* start *

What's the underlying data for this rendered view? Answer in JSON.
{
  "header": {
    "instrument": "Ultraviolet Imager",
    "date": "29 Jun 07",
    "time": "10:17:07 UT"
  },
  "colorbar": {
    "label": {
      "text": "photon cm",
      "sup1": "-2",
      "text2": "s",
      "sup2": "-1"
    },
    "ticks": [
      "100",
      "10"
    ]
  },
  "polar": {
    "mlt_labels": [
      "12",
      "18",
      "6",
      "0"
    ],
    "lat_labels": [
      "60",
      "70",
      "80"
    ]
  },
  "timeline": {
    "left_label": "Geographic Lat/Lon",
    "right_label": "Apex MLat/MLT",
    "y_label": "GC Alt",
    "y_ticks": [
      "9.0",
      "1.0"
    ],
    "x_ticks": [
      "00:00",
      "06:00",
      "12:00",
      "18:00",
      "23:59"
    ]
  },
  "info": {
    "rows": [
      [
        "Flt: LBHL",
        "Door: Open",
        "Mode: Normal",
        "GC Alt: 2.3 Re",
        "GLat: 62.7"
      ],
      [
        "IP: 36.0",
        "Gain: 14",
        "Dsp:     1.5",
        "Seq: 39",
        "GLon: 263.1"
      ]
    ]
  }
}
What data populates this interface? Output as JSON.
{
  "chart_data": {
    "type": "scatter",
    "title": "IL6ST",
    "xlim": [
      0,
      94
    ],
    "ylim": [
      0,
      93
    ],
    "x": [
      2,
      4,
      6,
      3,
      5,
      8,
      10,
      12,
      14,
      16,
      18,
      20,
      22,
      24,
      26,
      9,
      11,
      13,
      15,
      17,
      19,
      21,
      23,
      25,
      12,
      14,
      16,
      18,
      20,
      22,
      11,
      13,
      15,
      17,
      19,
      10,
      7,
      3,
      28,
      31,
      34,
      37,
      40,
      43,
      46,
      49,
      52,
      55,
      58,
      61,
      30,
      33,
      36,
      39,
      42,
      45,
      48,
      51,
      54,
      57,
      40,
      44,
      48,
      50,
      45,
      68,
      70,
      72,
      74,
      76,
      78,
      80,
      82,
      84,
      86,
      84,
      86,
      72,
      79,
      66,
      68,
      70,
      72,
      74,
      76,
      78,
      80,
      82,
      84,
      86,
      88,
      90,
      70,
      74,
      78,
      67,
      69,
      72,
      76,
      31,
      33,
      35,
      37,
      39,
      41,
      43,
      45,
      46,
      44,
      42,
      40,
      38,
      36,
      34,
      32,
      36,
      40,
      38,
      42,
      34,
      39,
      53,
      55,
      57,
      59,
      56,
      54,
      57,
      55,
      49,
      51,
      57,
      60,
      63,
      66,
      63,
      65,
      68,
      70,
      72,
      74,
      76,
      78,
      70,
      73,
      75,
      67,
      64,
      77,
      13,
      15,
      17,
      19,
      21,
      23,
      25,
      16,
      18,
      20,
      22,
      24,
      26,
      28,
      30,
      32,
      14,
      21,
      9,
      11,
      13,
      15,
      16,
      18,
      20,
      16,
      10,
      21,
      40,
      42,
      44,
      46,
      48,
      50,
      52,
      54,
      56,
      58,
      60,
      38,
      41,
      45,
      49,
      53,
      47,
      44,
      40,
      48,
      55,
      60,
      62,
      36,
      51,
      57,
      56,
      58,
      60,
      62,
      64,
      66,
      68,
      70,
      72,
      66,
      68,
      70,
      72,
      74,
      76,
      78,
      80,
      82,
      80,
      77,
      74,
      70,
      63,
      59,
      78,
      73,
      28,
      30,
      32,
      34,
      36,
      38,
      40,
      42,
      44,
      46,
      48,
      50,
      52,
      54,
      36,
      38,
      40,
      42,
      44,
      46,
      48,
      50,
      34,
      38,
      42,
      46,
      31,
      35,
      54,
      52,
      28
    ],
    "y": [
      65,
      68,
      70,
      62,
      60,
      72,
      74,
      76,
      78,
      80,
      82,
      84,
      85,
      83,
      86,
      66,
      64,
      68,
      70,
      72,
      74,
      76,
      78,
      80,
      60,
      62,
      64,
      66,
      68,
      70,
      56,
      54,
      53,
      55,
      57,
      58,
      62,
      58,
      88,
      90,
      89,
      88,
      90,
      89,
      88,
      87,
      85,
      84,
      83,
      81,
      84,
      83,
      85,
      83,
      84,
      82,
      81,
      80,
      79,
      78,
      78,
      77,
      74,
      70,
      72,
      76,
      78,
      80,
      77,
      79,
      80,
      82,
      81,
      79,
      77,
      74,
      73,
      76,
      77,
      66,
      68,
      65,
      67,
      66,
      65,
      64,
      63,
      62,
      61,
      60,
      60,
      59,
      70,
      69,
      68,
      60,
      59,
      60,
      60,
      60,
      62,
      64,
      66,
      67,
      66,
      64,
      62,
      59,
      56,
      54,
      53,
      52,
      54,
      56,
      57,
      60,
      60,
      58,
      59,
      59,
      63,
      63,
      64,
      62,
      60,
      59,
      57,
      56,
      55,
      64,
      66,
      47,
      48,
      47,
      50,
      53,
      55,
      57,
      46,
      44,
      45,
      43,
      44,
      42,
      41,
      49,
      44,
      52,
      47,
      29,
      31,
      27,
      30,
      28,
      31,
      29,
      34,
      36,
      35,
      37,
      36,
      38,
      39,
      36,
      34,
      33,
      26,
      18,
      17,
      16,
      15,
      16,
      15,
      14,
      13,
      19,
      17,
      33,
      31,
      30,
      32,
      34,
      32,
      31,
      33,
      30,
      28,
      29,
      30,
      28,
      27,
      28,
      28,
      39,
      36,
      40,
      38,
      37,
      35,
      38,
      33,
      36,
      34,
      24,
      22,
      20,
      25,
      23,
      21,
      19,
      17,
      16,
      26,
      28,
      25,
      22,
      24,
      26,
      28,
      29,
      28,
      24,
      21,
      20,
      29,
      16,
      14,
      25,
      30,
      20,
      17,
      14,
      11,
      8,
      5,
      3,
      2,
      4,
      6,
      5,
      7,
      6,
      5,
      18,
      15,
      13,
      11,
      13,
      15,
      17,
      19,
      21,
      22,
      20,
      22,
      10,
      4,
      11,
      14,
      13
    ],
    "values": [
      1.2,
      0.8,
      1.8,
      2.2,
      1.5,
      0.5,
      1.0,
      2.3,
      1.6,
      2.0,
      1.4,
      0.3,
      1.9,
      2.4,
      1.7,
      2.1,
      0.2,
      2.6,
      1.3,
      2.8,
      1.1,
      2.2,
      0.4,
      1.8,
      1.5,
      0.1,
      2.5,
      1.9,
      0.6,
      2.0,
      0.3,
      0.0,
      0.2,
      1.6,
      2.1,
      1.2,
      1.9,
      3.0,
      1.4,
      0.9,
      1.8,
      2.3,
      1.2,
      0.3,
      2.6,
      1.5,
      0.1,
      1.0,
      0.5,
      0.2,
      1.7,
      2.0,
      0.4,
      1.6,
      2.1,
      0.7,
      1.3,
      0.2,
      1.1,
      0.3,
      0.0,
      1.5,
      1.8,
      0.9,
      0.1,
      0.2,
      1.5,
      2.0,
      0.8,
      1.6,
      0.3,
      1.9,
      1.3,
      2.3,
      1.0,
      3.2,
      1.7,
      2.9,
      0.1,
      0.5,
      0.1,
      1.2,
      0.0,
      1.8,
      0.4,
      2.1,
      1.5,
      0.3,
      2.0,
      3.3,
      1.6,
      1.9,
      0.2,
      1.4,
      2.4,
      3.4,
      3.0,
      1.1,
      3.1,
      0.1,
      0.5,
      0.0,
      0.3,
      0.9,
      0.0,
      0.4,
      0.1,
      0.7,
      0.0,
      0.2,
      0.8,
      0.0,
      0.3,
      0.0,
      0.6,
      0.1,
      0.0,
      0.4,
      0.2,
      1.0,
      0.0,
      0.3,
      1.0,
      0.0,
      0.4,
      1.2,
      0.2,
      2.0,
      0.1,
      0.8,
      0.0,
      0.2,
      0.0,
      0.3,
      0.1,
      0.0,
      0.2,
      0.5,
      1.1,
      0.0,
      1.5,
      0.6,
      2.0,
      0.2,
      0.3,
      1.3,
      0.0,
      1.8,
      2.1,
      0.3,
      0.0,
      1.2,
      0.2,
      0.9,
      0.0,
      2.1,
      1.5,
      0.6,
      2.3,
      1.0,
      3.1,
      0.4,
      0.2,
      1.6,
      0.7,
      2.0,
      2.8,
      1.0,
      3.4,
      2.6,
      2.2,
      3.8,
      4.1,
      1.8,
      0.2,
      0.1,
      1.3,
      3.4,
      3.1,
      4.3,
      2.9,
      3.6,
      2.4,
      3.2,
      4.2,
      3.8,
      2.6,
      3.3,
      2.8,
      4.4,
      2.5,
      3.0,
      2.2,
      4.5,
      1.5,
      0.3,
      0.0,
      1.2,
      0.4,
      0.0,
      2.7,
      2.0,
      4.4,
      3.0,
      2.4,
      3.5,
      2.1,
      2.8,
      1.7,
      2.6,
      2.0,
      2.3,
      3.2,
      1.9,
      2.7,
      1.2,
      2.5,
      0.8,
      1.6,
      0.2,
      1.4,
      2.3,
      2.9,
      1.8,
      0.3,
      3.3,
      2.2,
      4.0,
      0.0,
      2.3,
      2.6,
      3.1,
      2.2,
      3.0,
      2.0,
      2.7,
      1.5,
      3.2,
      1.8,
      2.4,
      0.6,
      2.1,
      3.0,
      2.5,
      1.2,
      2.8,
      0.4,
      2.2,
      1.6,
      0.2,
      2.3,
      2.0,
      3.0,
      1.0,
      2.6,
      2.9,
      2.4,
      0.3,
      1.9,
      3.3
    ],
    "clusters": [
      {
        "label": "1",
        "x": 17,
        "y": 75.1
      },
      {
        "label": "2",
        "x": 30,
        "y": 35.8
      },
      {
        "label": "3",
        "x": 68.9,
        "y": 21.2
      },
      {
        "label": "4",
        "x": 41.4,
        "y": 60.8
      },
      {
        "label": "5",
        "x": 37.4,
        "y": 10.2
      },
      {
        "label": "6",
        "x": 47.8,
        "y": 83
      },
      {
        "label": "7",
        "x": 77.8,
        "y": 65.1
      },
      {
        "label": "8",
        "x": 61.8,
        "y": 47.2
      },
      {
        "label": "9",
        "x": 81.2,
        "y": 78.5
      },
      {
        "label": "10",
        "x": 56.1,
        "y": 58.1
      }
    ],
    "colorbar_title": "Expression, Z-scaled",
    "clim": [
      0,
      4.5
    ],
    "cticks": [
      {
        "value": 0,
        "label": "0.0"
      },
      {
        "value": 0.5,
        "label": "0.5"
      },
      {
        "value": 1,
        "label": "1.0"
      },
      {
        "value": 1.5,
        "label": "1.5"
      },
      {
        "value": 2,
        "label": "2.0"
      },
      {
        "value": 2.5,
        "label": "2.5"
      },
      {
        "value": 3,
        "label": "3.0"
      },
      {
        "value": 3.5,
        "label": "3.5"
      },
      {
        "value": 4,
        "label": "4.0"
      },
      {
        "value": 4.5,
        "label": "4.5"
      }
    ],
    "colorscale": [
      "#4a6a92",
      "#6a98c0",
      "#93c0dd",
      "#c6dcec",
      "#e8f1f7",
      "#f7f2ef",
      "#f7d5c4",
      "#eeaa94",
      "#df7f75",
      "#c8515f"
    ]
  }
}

* end *

> **THE TASK**: Report how many lines of the preceding records include "What". Output the number only.

> **RESPONSE TO THIS TASK**: 2